La propreté des Rois du 18ème siècle
Posté par francesca7 le 11 août 2014
Il faut nous résigner à cette déplaisante constatation : nos pères étaient sales. Montaigne qui, en sa qualité d’original, estimait le « baigner salubre », blâmait fort ses contemporains « de tenir leurs membres encroustés et leurs pores estoupés de crasse ».
Cette acceptation de la « pouacrerie » avait encore progressé du XVIe au XVIIe siècle ; quand Louis XIV apparaissait dans la Galerie des Glaces, costumé en dieu et couvert de tant de diamants qu’il fléchissait sous leur poids… il ne s’était pas lavé le matin !
Au XVIIIe siècle, la propreté n’avait pas plus d’adeptes ; et l’on pense tout de suite à ce que devait être ce merveilleux Versailles où s’entassaient, tant bien que mal, dix mille personnes pour qui le savon et l’éponge étaient accessoires insolites.

◇ ◇ ◇

Travail demandé:
A. Résumez en deux phrases le texte sur la propreté des rois.
B. Prolongez de quelques phrases le texte sur la propreté des rois, en reprenant après sa dernière phrase.
Les items proviennent d'une source distincte du texte.

Items répertoriés:
◇ ◇ ◇

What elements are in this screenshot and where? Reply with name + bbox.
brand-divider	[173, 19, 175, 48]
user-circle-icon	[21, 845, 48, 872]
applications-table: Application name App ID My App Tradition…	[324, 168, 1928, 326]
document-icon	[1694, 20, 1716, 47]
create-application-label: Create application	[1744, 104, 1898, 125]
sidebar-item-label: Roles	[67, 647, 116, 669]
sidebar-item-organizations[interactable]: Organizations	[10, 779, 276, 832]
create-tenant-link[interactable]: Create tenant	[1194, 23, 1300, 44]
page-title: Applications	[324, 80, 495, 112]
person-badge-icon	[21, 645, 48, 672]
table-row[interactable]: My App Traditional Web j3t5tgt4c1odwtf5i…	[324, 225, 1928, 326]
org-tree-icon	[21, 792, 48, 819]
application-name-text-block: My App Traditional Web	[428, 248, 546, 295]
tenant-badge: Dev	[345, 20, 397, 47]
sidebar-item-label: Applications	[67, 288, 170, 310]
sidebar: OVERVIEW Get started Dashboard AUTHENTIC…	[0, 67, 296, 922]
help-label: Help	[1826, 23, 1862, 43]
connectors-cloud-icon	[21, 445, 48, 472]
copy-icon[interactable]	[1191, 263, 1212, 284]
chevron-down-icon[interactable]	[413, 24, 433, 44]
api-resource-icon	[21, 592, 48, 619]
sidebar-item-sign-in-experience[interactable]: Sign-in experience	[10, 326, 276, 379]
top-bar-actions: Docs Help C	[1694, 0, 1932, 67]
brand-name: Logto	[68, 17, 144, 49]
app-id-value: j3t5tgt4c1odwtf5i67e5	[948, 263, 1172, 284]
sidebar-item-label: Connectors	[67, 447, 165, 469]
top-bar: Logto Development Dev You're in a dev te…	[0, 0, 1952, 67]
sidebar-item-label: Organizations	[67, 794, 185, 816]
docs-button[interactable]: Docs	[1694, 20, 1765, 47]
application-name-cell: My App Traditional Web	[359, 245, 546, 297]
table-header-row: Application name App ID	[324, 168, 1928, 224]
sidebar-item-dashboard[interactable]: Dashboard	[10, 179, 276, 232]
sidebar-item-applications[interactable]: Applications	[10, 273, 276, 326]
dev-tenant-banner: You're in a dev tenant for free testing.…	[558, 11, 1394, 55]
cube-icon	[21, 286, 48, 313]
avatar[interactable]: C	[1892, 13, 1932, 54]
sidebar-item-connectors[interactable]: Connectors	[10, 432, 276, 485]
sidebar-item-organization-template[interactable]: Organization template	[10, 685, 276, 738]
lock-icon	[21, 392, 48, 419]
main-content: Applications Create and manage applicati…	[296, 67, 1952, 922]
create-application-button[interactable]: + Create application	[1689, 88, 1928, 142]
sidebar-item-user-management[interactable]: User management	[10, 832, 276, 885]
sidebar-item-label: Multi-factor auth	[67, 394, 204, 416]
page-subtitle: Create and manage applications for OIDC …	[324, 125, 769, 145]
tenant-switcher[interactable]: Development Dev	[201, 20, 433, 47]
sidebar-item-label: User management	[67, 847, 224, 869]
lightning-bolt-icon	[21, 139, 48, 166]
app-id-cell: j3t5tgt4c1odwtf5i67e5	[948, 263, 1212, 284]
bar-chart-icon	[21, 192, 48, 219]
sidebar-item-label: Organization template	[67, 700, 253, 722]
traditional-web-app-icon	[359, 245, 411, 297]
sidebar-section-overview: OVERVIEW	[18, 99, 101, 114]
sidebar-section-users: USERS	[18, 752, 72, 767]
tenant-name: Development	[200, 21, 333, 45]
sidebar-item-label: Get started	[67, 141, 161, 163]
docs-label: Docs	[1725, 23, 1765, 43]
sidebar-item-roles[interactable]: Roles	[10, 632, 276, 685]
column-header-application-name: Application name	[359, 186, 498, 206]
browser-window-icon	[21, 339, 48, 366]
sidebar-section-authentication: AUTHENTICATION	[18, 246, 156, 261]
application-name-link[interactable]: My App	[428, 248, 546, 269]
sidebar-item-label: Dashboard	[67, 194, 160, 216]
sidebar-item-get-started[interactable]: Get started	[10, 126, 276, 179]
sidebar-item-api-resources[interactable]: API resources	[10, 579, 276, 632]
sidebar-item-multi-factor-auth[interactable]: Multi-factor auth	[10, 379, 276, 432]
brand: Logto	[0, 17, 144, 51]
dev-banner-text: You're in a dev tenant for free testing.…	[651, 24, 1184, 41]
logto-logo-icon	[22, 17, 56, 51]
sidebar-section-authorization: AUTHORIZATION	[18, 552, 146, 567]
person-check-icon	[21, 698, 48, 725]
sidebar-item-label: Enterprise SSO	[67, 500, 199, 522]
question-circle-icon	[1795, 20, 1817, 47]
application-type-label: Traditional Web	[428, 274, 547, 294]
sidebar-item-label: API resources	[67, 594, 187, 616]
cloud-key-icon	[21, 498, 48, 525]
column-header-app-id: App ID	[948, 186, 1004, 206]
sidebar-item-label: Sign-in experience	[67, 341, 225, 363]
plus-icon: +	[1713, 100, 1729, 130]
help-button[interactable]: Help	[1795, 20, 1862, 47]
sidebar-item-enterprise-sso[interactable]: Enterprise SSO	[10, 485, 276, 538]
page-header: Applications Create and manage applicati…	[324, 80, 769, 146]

◇ ◇ ◇

Réponses aux consignes:
A. Le texte constate que nos ancêtres étaient sales, ce que Montaigne, qui jugeait le bain salubre, reprochait déjà à ses contemporains. Cette tolérance de la crasse progressa du XVIe au XVIIe siècle, au point que Louis XIV paraissait dans la Galerie des Glaces sans s'être lavé le matin, et au XVIIIe siècle la propreté n'avait pas davantage d'adeptes à Versailles, où s'entassaient dix mille personnes pour qui le savon et l'éponge étaient des accessoires insolites.

B.
Ainsi, ces boiseries si joliment fouillées se patinaient au contact de mains malpropres ; dans ces boudoirs qui semblent faits pour servir de temples aux amours, flottaient des odeurs suspectes ; les hôtes de ces pompeuses chambres, au sortir de leurs lits surmontés de dais à bouquets de plumes blanches, enfilaient tout droit leurs chausses et coiffaient leurs huileuses perruques.
En fait de matériel de toilette, rien : si ce n’est, sur quelque commode pansue, une de ces minuscules cuvettes, grande comme un bol, et un de ces pots à eau pour poupée, tels qu’en représentent certains tableaux de Boilly.
On trouve bien, çà et.là, dans cet inextricable dédale, quelques salles de bains ; Louis XV en possède une, charmante, encore aujourd’hui intacte, et sur laquelle les travaux de Pierre de Nolhac nous ont complètement renseignés ; la Dauphine, Mme du Barry, la comtesse de Provence jouissent du même avantage, évidemment réservé aux raffinés ou du moins aux très gros personnages. Mais les autres?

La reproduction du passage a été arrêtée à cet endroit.